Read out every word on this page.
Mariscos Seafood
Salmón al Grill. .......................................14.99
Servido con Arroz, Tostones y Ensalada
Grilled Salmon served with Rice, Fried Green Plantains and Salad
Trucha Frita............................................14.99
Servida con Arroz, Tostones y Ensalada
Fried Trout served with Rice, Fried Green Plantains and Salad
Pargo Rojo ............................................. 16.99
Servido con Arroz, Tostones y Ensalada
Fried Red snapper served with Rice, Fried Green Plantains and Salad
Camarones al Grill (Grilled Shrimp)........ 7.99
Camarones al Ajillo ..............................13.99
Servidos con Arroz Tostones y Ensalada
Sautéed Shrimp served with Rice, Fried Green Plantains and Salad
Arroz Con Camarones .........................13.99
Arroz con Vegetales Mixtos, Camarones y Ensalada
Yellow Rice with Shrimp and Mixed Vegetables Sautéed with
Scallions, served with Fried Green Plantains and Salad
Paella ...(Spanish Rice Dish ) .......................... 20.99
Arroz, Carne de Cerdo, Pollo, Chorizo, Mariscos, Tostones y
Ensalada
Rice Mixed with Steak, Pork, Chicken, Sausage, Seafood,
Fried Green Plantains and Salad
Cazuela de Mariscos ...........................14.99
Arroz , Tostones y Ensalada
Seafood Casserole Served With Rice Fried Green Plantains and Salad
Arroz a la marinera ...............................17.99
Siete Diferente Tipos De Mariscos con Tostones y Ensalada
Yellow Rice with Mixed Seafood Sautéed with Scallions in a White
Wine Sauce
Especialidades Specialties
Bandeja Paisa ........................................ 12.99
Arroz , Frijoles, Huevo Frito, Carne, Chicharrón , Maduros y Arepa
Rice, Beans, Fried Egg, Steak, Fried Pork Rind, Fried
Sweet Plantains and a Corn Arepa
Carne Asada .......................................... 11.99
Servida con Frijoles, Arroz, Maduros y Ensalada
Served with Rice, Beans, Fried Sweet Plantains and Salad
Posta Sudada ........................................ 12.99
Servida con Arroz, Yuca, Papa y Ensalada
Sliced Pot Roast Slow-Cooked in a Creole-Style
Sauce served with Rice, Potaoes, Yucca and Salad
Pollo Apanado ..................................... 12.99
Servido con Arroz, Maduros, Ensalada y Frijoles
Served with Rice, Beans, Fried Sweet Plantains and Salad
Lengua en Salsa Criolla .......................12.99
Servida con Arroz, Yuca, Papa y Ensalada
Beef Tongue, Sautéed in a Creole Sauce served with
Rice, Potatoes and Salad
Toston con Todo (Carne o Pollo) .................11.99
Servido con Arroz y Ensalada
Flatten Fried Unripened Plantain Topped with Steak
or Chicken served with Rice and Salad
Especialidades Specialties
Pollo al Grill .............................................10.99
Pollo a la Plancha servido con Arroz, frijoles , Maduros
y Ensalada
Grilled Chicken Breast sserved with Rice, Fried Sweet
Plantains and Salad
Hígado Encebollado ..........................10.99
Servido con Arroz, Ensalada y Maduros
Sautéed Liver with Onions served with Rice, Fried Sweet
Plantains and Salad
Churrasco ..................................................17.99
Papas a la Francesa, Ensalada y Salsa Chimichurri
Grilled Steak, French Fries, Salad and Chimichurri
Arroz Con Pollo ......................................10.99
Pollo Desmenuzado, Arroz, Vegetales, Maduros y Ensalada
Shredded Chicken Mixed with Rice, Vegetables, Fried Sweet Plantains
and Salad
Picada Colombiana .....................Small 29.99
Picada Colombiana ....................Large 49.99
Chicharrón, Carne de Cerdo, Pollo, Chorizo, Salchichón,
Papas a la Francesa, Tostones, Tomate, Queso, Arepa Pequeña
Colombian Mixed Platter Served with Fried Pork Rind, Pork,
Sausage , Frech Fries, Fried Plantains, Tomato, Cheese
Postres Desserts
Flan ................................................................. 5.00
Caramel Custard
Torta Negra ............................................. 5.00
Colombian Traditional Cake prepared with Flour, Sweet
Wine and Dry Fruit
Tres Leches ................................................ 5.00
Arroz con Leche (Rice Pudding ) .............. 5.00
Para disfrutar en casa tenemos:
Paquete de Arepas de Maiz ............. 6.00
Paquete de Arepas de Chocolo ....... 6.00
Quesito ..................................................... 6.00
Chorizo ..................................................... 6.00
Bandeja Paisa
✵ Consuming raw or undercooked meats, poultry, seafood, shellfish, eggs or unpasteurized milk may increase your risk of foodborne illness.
::::::
Find out how many lines in the listing contain the string "Vegetales". Give the number alone.

2